**Records shown:**
==================================================

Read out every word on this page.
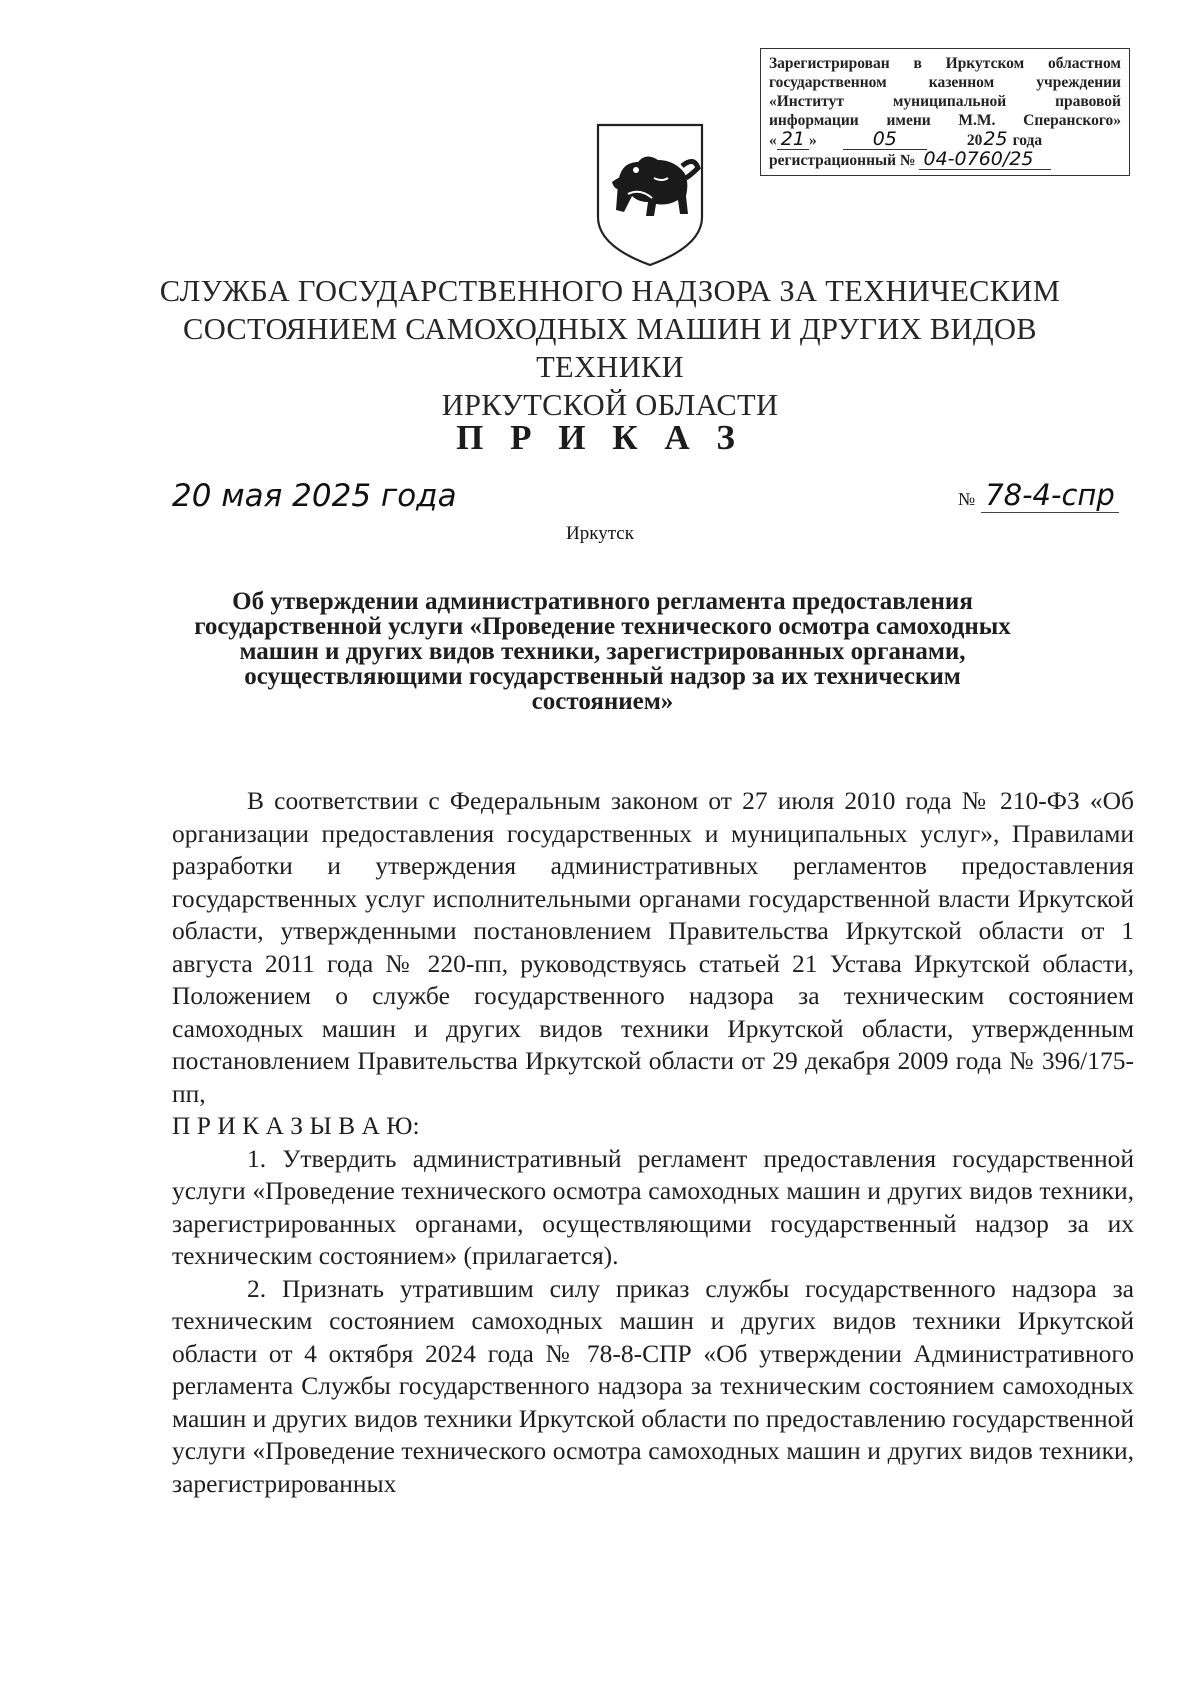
Зарегистрирован в Иркутском областном
государственном казенном учреждении
«Институт муниципальной правовой
информации имени М.М. Сперанского»
« 21 »	05	20 25 года
регистрационный № 04-0760/25
СЛУЖБА ГОСУДАРСТВЕННОГО НАДЗОРА ЗА ТЕХНИЧЕСКИМ
СОСТОЯНИЕМ САМОХОДНЫХ МАШИН И ДРУГИХ ВИДОВ ТЕХНИКИ
ИРКУТСКОЙ ОБЛАСТИ
П Р И К А З
20 мая 2025 года	№ 78-4-спр
Иркутск
Об утверждении административного регламента предоставления
государственной услуги «Проведение технического осмотра самоходных
машин и других видов техники, зарегистрированных органами,
осуществляющими государственный надзор за их техническим
состоянием»

В соответствии с Федеральным законом от 27 июля 2010 года № 210-ФЗ «Об организации предоставления государственных и муниципальных услуг», Правилами разработки и утверждения административных регламентов предоставления государственных услуг исполнительными органами государственной власти Иркутской области, утвержденными постановлением Правительства Иркутской области от 1 августа 2011 года № 220-пп, руководствуясь статьей 21 Устава Иркутской области, Положением о службе государственного надзора за техническим состоянием самоходных машин и других видов техники Иркутской области, утвержденным постановлением Правительства Иркутской области от 29 декабря 2009 года № 396/175-пп,

П Р И К А З Ы В А Ю:

1. Утвердить административный регламент предоставления государственной услуги «Проведение технического осмотра самоходных машин и других видов техники, зарегистрированных органами, осуществляющими государственный надзор за их техническим состоянием» (прилагается).

2. Признать утратившим силу приказ службы государственного надзора за техническим состоянием самоходных машин и других видов техники Иркутской области от 4 октября 2024 года № 78-8-СПР «Об утверждении Административного регламента Службы государственного надзора за техническим состоянием самоходных машин и других видов техники Иркутской области по предоставлению государственной услуги «Проведение технического осмотра самоходных машин и других видов техники, зарегистрированных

==================================================

**Required task:**
Pictures don't belong in the copy. Transcribe every record exactly as it appears.

**The result:**
Read out every word on this page.
Зарегистрирован в Иркутском областном
государственном казенном учреждении
«Институт муниципальной правовой
информации имени М.М. Сперанского»
« 21 »	05	20 25 года
регистрационный № 04-0760/25
СЛУЖБА ГОСУДАРСТВЕННОГО НАДЗОРА ЗА ТЕХНИЧЕСКИМ
СОСТОЯНИЕМ САМОХОДНЫХ МАШИН И ДРУГИХ ВИДОВ ТЕХНИКИ
ИРКУТСКОЙ ОБЛАСТИ
П Р И К А З
20 мая 2025 года	№ 78-4-спр
Иркутск
Об утверждении административного регламента предоставления
государственной услуги «Проведение технического осмотра самоходных
машин и других видов техники, зарегистрированных органами,
осуществляющими государственный надзор за их техническим
состоянием»

В соответствии с Федеральным законом от 27 июля 2010 года № 210-ФЗ «Об организации предоставления государственных и муниципальных услуг», Правилами разработки и утверждения административных регламентов предоставления государственных услуг исполнительными органами государственной власти Иркутской области, утвержденными постановлением Правительства Иркутской области от 1 августа 2011 года № 220-пп, руководствуясь статьей 21 Устава Иркутской области, Положением о службе государственного надзора за техническим состоянием самоходных машин и других видов техники Иркутской области, утвержденным постановлением Правительства Иркутской области от 29 декабря 2009 года № 396/175-пп,

П Р И К А З Ы В А Ю:

1. Утвердить административный регламент предоставления государственной услуги «Проведение технического осмотра самоходных машин и других видов техники, зарегистрированных органами, осуществляющими государственный надзор за их техническим состоянием» (прилагается).

2. Признать утратившим силу приказ службы государственного надзора за техническим состоянием самоходных машин и других видов техники Иркутской области от 4 октября 2024 года № 78-8-СПР «Об утверждении Административного регламента Службы государственного надзора за техническим состоянием самоходных машин и других видов техники Иркутской области по предоставлению государственной услуги «Проведение технического осмотра самоходных машин и других видов техники, зарегистрированных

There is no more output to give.